■ REQUIREMENT: Where a line holds the string "screenshot", return that line.

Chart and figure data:
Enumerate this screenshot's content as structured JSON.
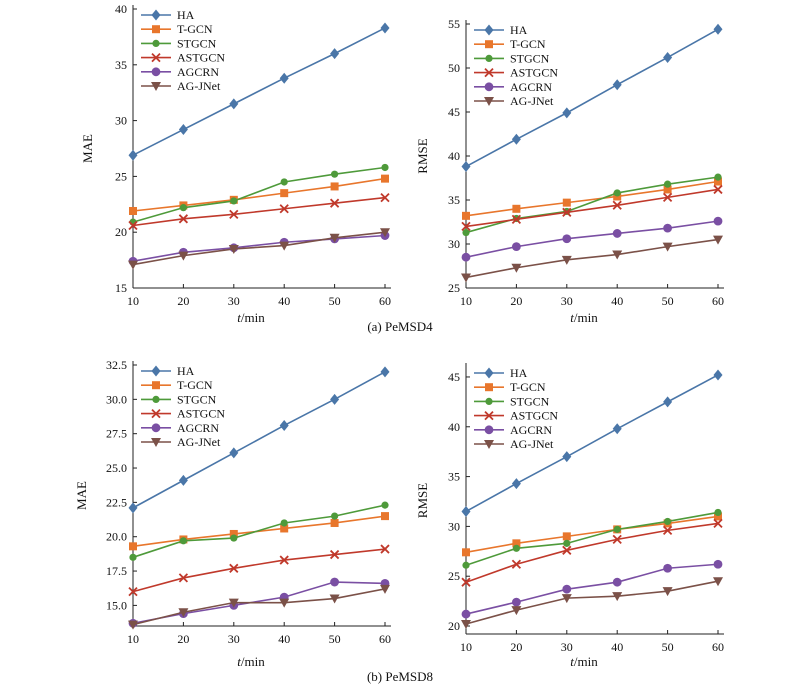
{
  "colors": {
    "HA": "#4a76a8",
    "T-GCN": "#e8762c",
    "STGCN": "#4e9a3a",
    "ASTGCN": "#c0392b",
    "AGCRN": "#7a4fa3",
    "AG-JNet": "#7b5148"
  },
  "captions": {
    "pems04": "(a) PeMSD4",
    "pems08": "(b) PeMSD8"
  },
  "chart_data": [
    {
      "id": "pems04_mae",
      "type": "line",
      "xlabel_italic": "t",
      "xlabel_unit": "/min",
      "ylabel": "MAE",
      "x": [
        10,
        20,
        30,
        40,
        50,
        60
      ],
      "xlim": [
        10,
        60
      ],
      "ylim": [
        15,
        40
      ],
      "yticks": [
        15,
        20,
        25,
        30,
        35,
        40
      ],
      "ytick_labels": [
        "15",
        "20",
        "25",
        "30",
        "35",
        "40"
      ],
      "legend_position": "top-left",
      "series": [
        {
          "name": "HA",
          "values": [
            26.9,
            29.2,
            31.5,
            33.8,
            36.0,
            38.3
          ]
        },
        {
          "name": "T-GCN",
          "values": [
            21.9,
            22.4,
            22.9,
            23.5,
            24.1,
            24.8
          ]
        },
        {
          "name": "STGCN",
          "values": [
            20.9,
            22.2,
            22.8,
            24.5,
            25.2,
            25.8
          ]
        },
        {
          "name": "ASTGCN",
          "values": [
            20.6,
            21.2,
            21.6,
            22.1,
            22.6,
            23.1
          ]
        },
        {
          "name": "AGCRN",
          "values": [
            17.4,
            18.2,
            18.6,
            19.1,
            19.4,
            19.7
          ]
        },
        {
          "name": "AG-JNet",
          "values": [
            17.1,
            17.9,
            18.5,
            18.8,
            19.5,
            20.0
          ]
        }
      ]
    },
    {
      "id": "pems04_rmse",
      "type": "line",
      "xlabel_italic": "t",
      "xlabel_unit": "/min",
      "ylabel": "RMSE",
      "x": [
        10,
        20,
        30,
        40,
        50,
        60
      ],
      "xlim": [
        10,
        60
      ],
      "ylim": [
        25,
        55
      ],
      "yticks": [
        25,
        30,
        35,
        40,
        45,
        50,
        55
      ],
      "ytick_labels": [
        "25",
        "30",
        "35",
        "40",
        "45",
        "50",
        "55"
      ],
      "legend_position": "top-left",
      "series": [
        {
          "name": "HA",
          "values": [
            38.8,
            41.9,
            44.9,
            48.1,
            51.2,
            54.4
          ]
        },
        {
          "name": "T-GCN",
          "values": [
            33.2,
            34.0,
            34.7,
            35.4,
            36.2,
            37.1
          ]
        },
        {
          "name": "STGCN",
          "values": [
            31.3,
            32.9,
            33.7,
            35.8,
            36.8,
            37.6
          ]
        },
        {
          "name": "ASTGCN",
          "values": [
            32.0,
            32.8,
            33.6,
            34.4,
            35.3,
            36.2
          ]
        },
        {
          "name": "AGCRN",
          "values": [
            28.5,
            29.7,
            30.6,
            31.2,
            31.8,
            32.6
          ]
        },
        {
          "name": "AG-JNet",
          "values": [
            26.2,
            27.3,
            28.2,
            28.8,
            29.7,
            30.5
          ]
        }
      ]
    },
    {
      "id": "pems08_mae",
      "type": "line",
      "xlabel_italic": "t",
      "xlabel_unit": "/min",
      "ylabel": "MAE",
      "x": [
        10,
        20,
        30,
        40,
        50,
        60
      ],
      "xlim": [
        10,
        60
      ],
      "ylim": [
        13.5,
        32.5
      ],
      "yticks": [
        15.0,
        17.5,
        20.0,
        22.5,
        25.0,
        27.5,
        30.0,
        32.5
      ],
      "ytick_labels": [
        "15.0",
        "17.5",
        "20.0",
        "22.5",
        "25.0",
        "27.5",
        "30.0",
        "32.5"
      ],
      "legend_position": "top-left",
      "series": [
        {
          "name": "HA",
          "values": [
            22.1,
            24.1,
            26.1,
            28.1,
            30.0,
            32.0
          ]
        },
        {
          "name": "T-GCN",
          "values": [
            19.3,
            19.8,
            20.2,
            20.6,
            21.0,
            21.5
          ]
        },
        {
          "name": "STGCN",
          "values": [
            18.5,
            19.7,
            19.9,
            21.0,
            21.5,
            22.3
          ]
        },
        {
          "name": "ASTGCN",
          "values": [
            16.0,
            17.0,
            17.7,
            18.3,
            18.7,
            19.1
          ]
        },
        {
          "name": "AGCRN",
          "values": [
            13.7,
            14.4,
            15.0,
            15.6,
            16.7,
            16.6
          ]
        },
        {
          "name": "AG-JNet",
          "values": [
            13.6,
            14.5,
            15.2,
            15.2,
            15.5,
            16.2
          ]
        }
      ]
    },
    {
      "id": "pems08_rmse",
      "type": "line",
      "xlabel_italic": "t",
      "xlabel_unit": "/min",
      "ylabel": "RMSE",
      "x": [
        10,
        20,
        30,
        40,
        50,
        60
      ],
      "xlim": [
        10,
        60
      ],
      "ylim": [
        19.2,
        46
      ],
      "yticks": [
        20,
        25,
        30,
        35,
        40,
        45
      ],
      "ytick_labels": [
        "20",
        "25",
        "30",
        "35",
        "40",
        "45"
      ],
      "legend_position": "top-left",
      "series": [
        {
          "name": "HA",
          "values": [
            31.5,
            34.3,
            37.0,
            39.8,
            42.5,
            45.2
          ]
        },
        {
          "name": "T-GCN",
          "values": [
            27.4,
            28.3,
            29.0,
            29.7,
            30.3,
            31.0
          ]
        },
        {
          "name": "STGCN",
          "values": [
            26.1,
            27.8,
            28.3,
            29.7,
            30.5,
            31.4
          ]
        },
        {
          "name": "ASTGCN",
          "values": [
            24.4,
            26.2,
            27.6,
            28.7,
            29.6,
            30.3
          ]
        },
        {
          "name": "AGCRN",
          "values": [
            21.2,
            22.4,
            23.7,
            24.4,
            25.8,
            26.2
          ]
        },
        {
          "name": "AG-JNet",
          "values": [
            20.2,
            21.6,
            22.8,
            23.0,
            23.5,
            24.5
          ]
        }
      ]
    }
  ]
}
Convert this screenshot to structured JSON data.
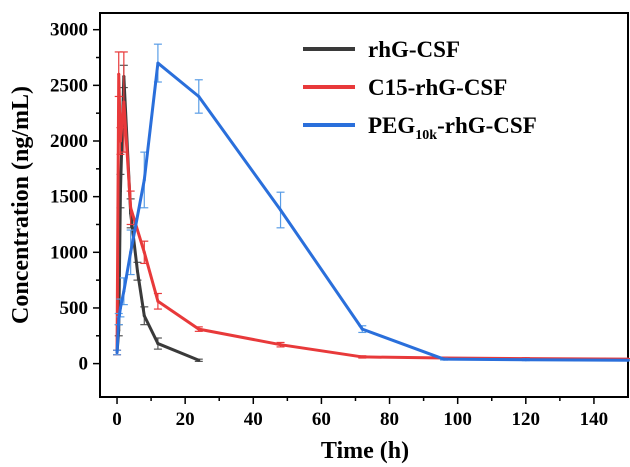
{
  "chart_data": {
    "type": "line",
    "title": "",
    "xlabel": "Time (h)",
    "ylabel": "Concentration (ng/mL)",
    "xlim": [
      -5,
      150
    ],
    "ylim": [
      -300,
      3150
    ],
    "xticks": [
      0,
      20,
      40,
      60,
      80,
      100,
      120,
      140
    ],
    "yticks": [
      0,
      500,
      1000,
      1500,
      2000,
      2500,
      3000
    ],
    "grid": false,
    "legend_position": "top-right",
    "series": [
      {
        "name": "rhG-CSF",
        "legend_main": "rhG-CSF",
        "legend_sub": "",
        "legend_tail": "",
        "color": "#3a3a3a",
        "errorbar_color": "#555555",
        "x": [
          0,
          0.5,
          1,
          2,
          4,
          6,
          8,
          12,
          24
        ],
        "y": [
          100,
          300,
          1550,
          2580,
          1350,
          830,
          430,
          180,
          30
        ],
        "err": [
          20,
          50,
          150,
          100,
          130,
          80,
          80,
          50,
          10
        ]
      },
      {
        "name": "C15-rhG-CSF",
        "legend_main": "C15-rhG-CSF",
        "legend_sub": "",
        "legend_tail": "",
        "color": "#e8393a",
        "errorbar_color": "#e8393a",
        "x": [
          0,
          0.5,
          1,
          2,
          4,
          8,
          12,
          24,
          48,
          72,
          96,
          120,
          150
        ],
        "y": [
          100,
          2600,
          2000,
          2350,
          1400,
          1000,
          560,
          310,
          170,
          60,
          50,
          45,
          40
        ],
        "err": [
          20,
          200,
          120,
          450,
          150,
          100,
          70,
          20,
          20,
          10,
          8,
          8,
          5
        ]
      },
      {
        "name": "PEG10k-rhG-CSF",
        "legend_main": "PEG",
        "legend_sub": "10k",
        "legend_tail": "-rhG-CSF",
        "color": "#2a6fdb",
        "errorbar_color": "#5a9de6",
        "x": [
          0,
          0.5,
          1,
          2,
          4,
          8,
          12,
          24,
          48,
          72,
          96,
          120,
          150
        ],
        "y": [
          100,
          400,
          500,
          650,
          1000,
          1650,
          2700,
          2400,
          1380,
          310,
          40,
          35,
          30
        ],
        "err": [
          20,
          50,
          80,
          120,
          200,
          250,
          170,
          150,
          160,
          30,
          8,
          8,
          5
        ]
      }
    ]
  }
}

■ RESULT FOR THIS TASK:
Enumerate this screenshot's content as structured JSON.
Convert this screenshot to structured JSON data.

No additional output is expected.